::: Dataset extract
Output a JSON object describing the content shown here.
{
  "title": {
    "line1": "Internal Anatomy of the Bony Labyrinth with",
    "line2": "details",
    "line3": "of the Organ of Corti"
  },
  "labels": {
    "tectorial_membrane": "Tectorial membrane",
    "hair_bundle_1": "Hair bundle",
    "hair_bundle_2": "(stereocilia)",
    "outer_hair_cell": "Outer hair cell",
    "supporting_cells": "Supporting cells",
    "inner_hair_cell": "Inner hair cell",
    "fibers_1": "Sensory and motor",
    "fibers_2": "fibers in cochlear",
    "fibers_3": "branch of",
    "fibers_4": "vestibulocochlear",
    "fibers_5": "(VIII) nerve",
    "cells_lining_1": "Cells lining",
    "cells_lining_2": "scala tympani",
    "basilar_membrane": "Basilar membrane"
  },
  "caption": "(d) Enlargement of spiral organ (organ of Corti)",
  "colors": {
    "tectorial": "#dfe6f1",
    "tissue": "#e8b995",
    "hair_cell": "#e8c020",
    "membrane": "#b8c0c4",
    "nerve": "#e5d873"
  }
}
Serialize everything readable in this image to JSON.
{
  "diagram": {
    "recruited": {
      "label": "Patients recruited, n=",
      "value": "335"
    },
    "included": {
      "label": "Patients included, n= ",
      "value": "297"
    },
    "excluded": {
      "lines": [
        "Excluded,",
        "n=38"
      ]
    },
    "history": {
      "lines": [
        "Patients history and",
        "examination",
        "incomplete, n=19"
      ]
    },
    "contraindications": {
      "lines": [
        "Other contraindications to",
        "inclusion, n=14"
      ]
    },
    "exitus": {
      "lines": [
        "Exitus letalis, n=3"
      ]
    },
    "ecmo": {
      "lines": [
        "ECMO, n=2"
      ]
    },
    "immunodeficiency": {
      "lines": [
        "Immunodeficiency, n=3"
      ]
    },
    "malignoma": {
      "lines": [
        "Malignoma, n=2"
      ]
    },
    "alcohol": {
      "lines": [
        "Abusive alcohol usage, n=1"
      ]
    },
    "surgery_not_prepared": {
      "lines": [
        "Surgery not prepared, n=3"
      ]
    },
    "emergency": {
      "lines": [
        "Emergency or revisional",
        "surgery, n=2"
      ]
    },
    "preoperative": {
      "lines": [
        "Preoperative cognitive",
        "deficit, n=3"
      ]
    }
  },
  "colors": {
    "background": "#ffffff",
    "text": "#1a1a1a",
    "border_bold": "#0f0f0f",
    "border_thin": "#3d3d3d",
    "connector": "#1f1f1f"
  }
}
::::::
• **Work to complete**:
Write the entries above out again, unchanged and complete.

• **Output for this task**:
Output a JSON object describing the content shown here.
{
  "title": {
    "line1": "Internal Anatomy of the Bony Labyrinth with",
    "line2": "details",
    "line3": "of the Organ of Corti"
  },
  "labels": {
    "tectorial_membrane": "Tectorial membrane",
    "hair_bundle_1": "Hair bundle",
    "hair_bundle_2": "(stereocilia)",
    "outer_hair_cell": "Outer hair cell",
    "supporting_cells": "Supporting cells",
    "inner_hair_cell": "Inner hair cell",
    "fibers_1": "Sensory and motor",
    "fibers_2": "fibers in cochlear",
    "fibers_3": "branch of",
    "fibers_4": "vestibulocochlear",
    "fibers_5": "(VIII) nerve",
    "cells_lining_1": "Cells lining",
    "cells_lining_2": "scala tympani",
    "basilar_membrane": "Basilar membrane"
  },
  "caption": "(d) Enlargement of spiral organ (organ of Corti)",
  "colors": {
    "tectorial": "#dfe6f1",
    "tissue": "#e8b995",
    "hair_cell": "#e8c020",
    "membrane": "#b8c0c4",
    "nerve": "#e5d873"
  }
}
Serialize everything readable in this image to JSON.
{
  "diagram": {
    "recruited": {
      "label": "Patients recruited, n=",
      "value": "335"
    },
    "included": {
      "label": "Patients included, n= ",
      "value": "297"
    },
    "excluded": {
      "lines": [
        "Excluded,",
        "n=38"
      ]
    },
    "history": {
      "lines": [
        "Patients history and",
        "examination",
        "incomplete, n=19"
      ]
    },
    "contraindications": {
      "lines": [
        "Other contraindications to",
        "inclusion, n=14"
      ]
    },
    "exitus": {
      "lines": [
        "Exitus letalis, n=3"
      ]
    },
    "ecmo": {
      "lines": [
        "ECMO, n=2"
      ]
    },
    "immunodeficiency": {
      "lines": [
        "Immunodeficiency, n=3"
      ]
    },
    "malignoma": {
      "lines": [
        "Malignoma, n=2"
      ]
    },
    "alcohol": {
      "lines": [
        "Abusive alcohol usage, n=1"
      ]
    },
    "surgery_not_prepared": {
      "lines": [
        "Surgery not prepared, n=3"
      ]
    },
    "emergency": {
      "lines": [
        "Emergency or revisional",
        "surgery, n=2"
      ]
    },
    "preoperative": {
      "lines": [
        "Preoperative cognitive",
        "deficit, n=3"
      ]
    }
  },
  "colors": {
    "background": "#ffffff",
    "text": "#1a1a1a",
    "border_bold": "#0f0f0f",
    "border_thin": "#3d3d3d",
    "connector": "#1f1f1f"
  }
}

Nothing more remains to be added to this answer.